**TASK STATEMENT**
Each line containing the word "EMSC" must be reported.

━━━ PROVIDED ENTRIES ━━━

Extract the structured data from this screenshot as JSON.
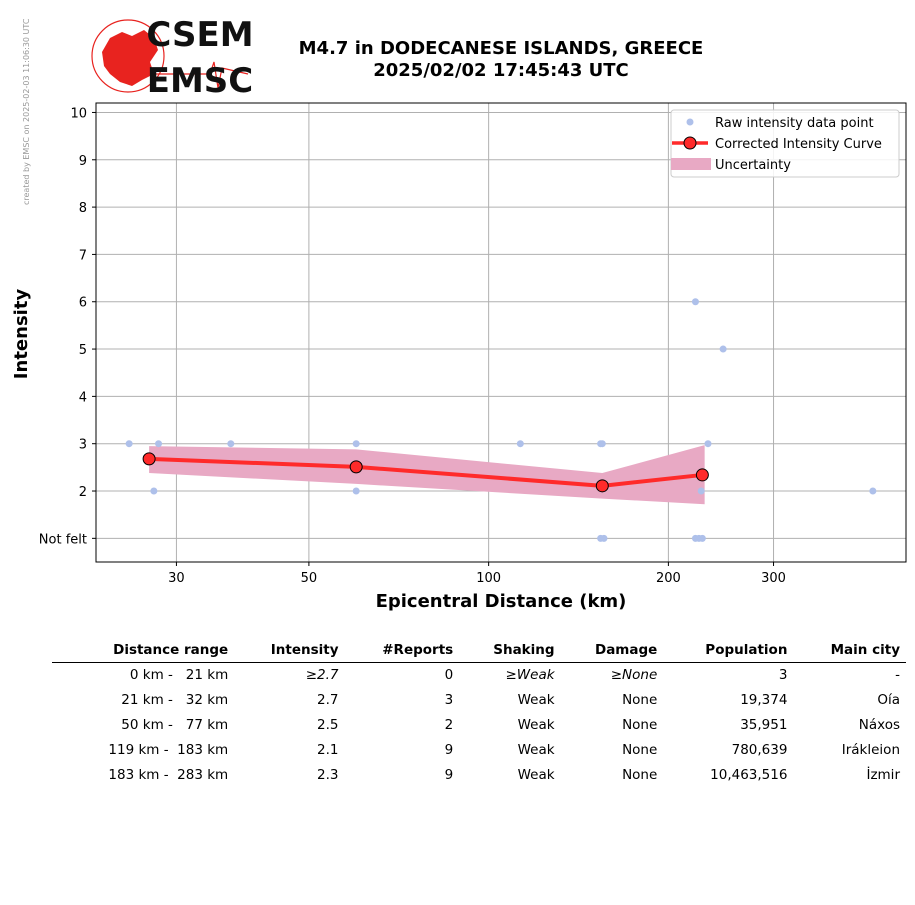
{
  "credit": "created by EMSC on 2025-02-03 11:06:30 UTC",
  "logo": {
    "top_text": "CSEM",
    "bottom_text": "EMSC",
    "color": "#e8231f"
  },
  "title_line1": "M4.7 in DODECANESE ISLANDS, GREECE",
  "title_line2": "2025/02/02 17:45:43 UTC",
  "chart_data": {
    "type": "scatter",
    "xlabel": "Epicentral Distance (km)",
    "ylabel": "Intensity",
    "x_scale": "log",
    "xlim": [
      22,
      500
    ],
    "ylim": [
      0.5,
      10.2
    ],
    "x_ticks": [
      30,
      50,
      100,
      200,
      300
    ],
    "y_ticks": [
      {
        "value": 1,
        "label": "Not felt"
      },
      {
        "value": 2,
        "label": "2"
      },
      {
        "value": 3,
        "label": "3"
      },
      {
        "value": 4,
        "label": "4"
      },
      {
        "value": 5,
        "label": "5"
      },
      {
        "value": 6,
        "label": "6"
      },
      {
        "value": 7,
        "label": "7"
      },
      {
        "value": 8,
        "label": "8"
      },
      {
        "value": 9,
        "label": "9"
      },
      {
        "value": 10,
        "label": "10"
      }
    ],
    "grid": true,
    "legend_position": "top-right",
    "legend": [
      "Raw intensity data point",
      "Corrected Intensity Curve",
      "Uncertainty"
    ],
    "colors": {
      "raw": "#aec0ea",
      "curve": "#ff2a2a",
      "marker_edge": "#000000",
      "band": "#e8a9c4"
    },
    "raw_points": [
      {
        "x": 25,
        "y": 3
      },
      {
        "x": 27.5,
        "y": 2
      },
      {
        "x": 28,
        "y": 3
      },
      {
        "x": 37,
        "y": 3
      },
      {
        "x": 60,
        "y": 3
      },
      {
        "x": 60,
        "y": 2
      },
      {
        "x": 113,
        "y": 3
      },
      {
        "x": 154,
        "y": 3
      },
      {
        "x": 155,
        "y": 3
      },
      {
        "x": 154,
        "y": 1
      },
      {
        "x": 156,
        "y": 1
      },
      {
        "x": 222,
        "y": 6
      },
      {
        "x": 222,
        "y": 1
      },
      {
        "x": 225,
        "y": 1
      },
      {
        "x": 228,
        "y": 1
      },
      {
        "x": 227,
        "y": 2
      },
      {
        "x": 233,
        "y": 3
      },
      {
        "x": 247,
        "y": 5
      },
      {
        "x": 440,
        "y": 2
      }
    ],
    "curve": [
      {
        "x": 27,
        "y": 2.68
      },
      {
        "x": 60,
        "y": 2.51
      },
      {
        "x": 155,
        "y": 2.11
      },
      {
        "x": 228,
        "y": 2.34
      }
    ],
    "uncertainty": {
      "x": [
        27,
        60,
        155,
        230
      ],
      "upper": [
        2.95,
        2.88,
        2.38,
        2.97
      ],
      "lower": [
        2.38,
        2.15,
        1.84,
        1.72
      ]
    }
  },
  "table": {
    "headers": [
      "Distance range",
      "Intensity",
      "#Reports",
      "Shaking",
      "Damage",
      "Population",
      "Main city"
    ],
    "rows": [
      [
        "0 km -   21 km",
        "≥2.7",
        "0",
        "≥Weak",
        "≥None",
        "3",
        "-"
      ],
      [
        "21 km -   32 km",
        "2.7",
        "3",
        "Weak",
        "None",
        "19,374",
        "Oía"
      ],
      [
        "50 km -   77 km",
        "2.5",
        "2",
        "Weak",
        "None",
        "35,951",
        "Náxos"
      ],
      [
        "119 km -  183 km",
        "2.1",
        "9",
        "Weak",
        "None",
        "780,639",
        "Irákleion"
      ],
      [
        "183 km -  283 km",
        "2.3",
        "9",
        "Weak",
        "None",
        "10,463,516",
        "İzmir"
      ]
    ]
  }
}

━━━

**EXERCISE ANSWER**
  "credit": "created by EMSC on 2025-02-03 11:06:30 UTC",
    "bottom_text": "EMSC",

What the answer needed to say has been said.